▶ **What the exercise asks**: From the records below, extract all the text exactly and leave the images behind.

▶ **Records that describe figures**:
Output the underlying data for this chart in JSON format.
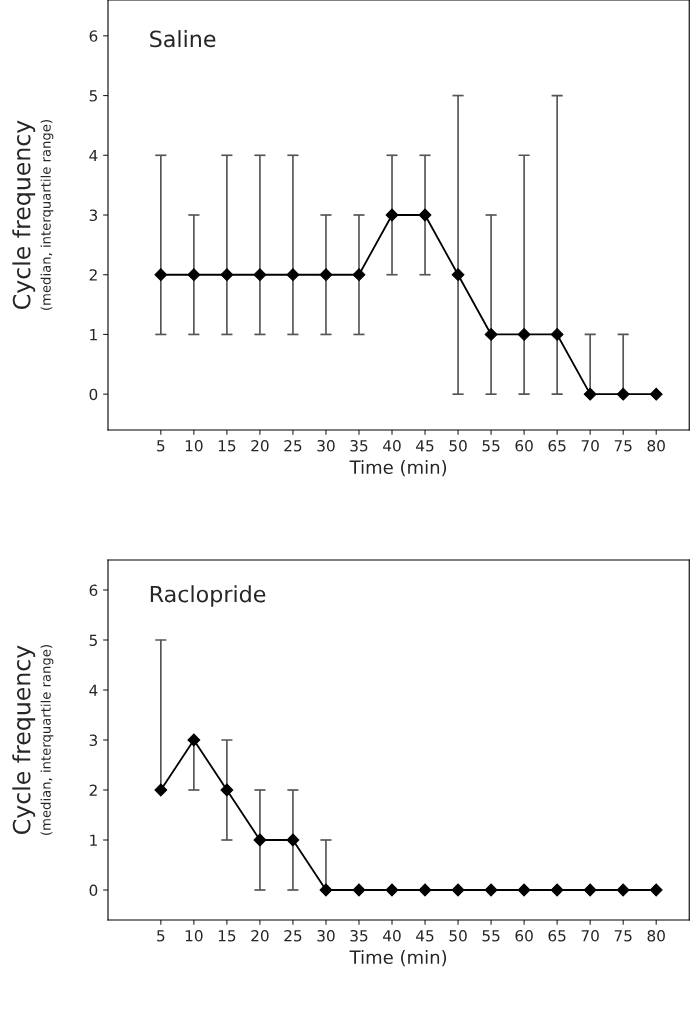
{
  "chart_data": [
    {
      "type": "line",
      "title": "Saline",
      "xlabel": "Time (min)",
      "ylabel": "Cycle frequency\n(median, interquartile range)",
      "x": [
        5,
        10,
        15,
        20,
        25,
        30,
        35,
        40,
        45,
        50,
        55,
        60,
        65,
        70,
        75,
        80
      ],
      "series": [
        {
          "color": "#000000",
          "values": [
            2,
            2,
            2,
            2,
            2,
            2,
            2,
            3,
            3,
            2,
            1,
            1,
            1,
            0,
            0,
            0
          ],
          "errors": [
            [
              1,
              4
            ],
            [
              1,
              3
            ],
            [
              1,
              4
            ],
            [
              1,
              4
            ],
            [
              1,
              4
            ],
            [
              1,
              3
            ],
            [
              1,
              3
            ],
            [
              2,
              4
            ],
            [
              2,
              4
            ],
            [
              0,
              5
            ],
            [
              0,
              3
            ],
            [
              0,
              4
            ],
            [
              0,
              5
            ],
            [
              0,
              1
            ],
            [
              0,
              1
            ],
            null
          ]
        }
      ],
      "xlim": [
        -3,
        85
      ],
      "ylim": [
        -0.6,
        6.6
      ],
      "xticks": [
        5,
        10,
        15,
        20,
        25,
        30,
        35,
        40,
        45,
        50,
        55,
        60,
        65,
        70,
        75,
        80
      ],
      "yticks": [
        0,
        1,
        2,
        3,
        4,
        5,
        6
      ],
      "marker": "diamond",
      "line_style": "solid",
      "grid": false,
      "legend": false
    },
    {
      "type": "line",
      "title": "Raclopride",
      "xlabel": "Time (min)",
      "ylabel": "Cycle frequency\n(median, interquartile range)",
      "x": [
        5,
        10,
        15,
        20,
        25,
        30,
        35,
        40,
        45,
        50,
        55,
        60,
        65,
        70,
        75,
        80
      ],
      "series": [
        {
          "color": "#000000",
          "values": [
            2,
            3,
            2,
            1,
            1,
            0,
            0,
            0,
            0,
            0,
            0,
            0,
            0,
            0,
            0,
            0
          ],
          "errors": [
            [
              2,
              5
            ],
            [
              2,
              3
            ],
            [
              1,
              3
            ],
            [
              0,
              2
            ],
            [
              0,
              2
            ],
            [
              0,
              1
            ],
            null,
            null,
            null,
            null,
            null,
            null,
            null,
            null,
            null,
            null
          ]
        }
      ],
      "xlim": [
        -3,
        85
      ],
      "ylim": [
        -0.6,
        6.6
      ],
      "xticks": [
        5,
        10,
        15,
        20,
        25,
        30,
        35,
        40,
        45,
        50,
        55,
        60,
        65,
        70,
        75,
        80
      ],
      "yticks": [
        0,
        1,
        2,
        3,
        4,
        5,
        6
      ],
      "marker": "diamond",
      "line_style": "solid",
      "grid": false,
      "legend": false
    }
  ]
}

▶ **Written answer**:
Output the underlying data for this chart in JSON format.
{
  "chart_data": [
    {
      "type": "line",
      "title": "Saline",
      "xlabel": "Time (min)",
      "ylabel": "Cycle frequency\n(median, interquartile range)",
      "x": [
        5,
        10,
        15,
        20,
        25,
        30,
        35,
        40,
        45,
        50,
        55,
        60,
        65,
        70,
        75,
        80
      ],
      "series": [
        {
          "color": "#000000",
          "values": [
            2,
            2,
            2,
            2,
            2,
            2,
            2,
            3,
            3,
            2,
            1,
            1,
            1,
            0,
            0,
            0
          ],
          "errors": [
            [
              1,
              4
            ],
            [
              1,
              3
            ],
            [
              1,
              4
            ],
            [
              1,
              4
            ],
            [
              1,
              4
            ],
            [
              1,
              3
            ],
            [
              1,
              3
            ],
            [
              2,
              4
            ],
            [
              2,
              4
            ],
            [
              0,
              5
            ],
            [
              0,
              3
            ],
            [
              0,
              4
            ],
            [
              0,
              5
            ],
            [
              0,
              1
            ],
            [
              0,
              1
            ],
            null
          ]
        }
      ],
      "xlim": [
        -3,
        85
      ],
      "ylim": [
        -0.6,
        6.6
      ],
      "xticks": [
        5,
        10,
        15,
        20,
        25,
        30,
        35,
        40,
        45,
        50,
        55,
        60,
        65,
        70,
        75,
        80
      ],
      "yticks": [
        0,
        1,
        2,
        3,
        4,
        5,
        6
      ],
      "marker": "diamond",
      "line_style": "solid",
      "grid": false,
      "legend": false
    },
    {
      "type": "line",
      "title": "Raclopride",
      "xlabel": "Time (min)",
      "ylabel": "Cycle frequency\n(median, interquartile range)",
      "x": [
        5,
        10,
        15,
        20,
        25,
        30,
        35,
        40,
        45,
        50,
        55,
        60,
        65,
        70,
        75,
        80
      ],
      "series": [
        {
          "color": "#000000",
          "values": [
            2,
            3,
            2,
            1,
            1,
            0,
            0,
            0,
            0,
            0,
            0,
            0,
            0,
            0,
            0,
            0
          ],
          "errors": [
            [
              2,
              5
            ],
            [
              2,
              3
            ],
            [
              1,
              3
            ],
            [
              0,
              2
            ],
            [
              0,
              2
            ],
            [
              0,
              1
            ],
            null,
            null,
            null,
            null,
            null,
            null,
            null,
            null,
            null,
            null
          ]
        }
      ],
      "xlim": [
        -3,
        85
      ],
      "ylim": [
        -0.6,
        6.6
      ],
      "xticks": [
        5,
        10,
        15,
        20,
        25,
        30,
        35,
        40,
        45,
        50,
        55,
        60,
        65,
        70,
        75,
        80
      ],
      "yticks": [
        0,
        1,
        2,
        3,
        4,
        5,
        6
      ],
      "marker": "diamond",
      "line_style": "solid",
      "grid": false,
      "legend": false
    }
  ]
}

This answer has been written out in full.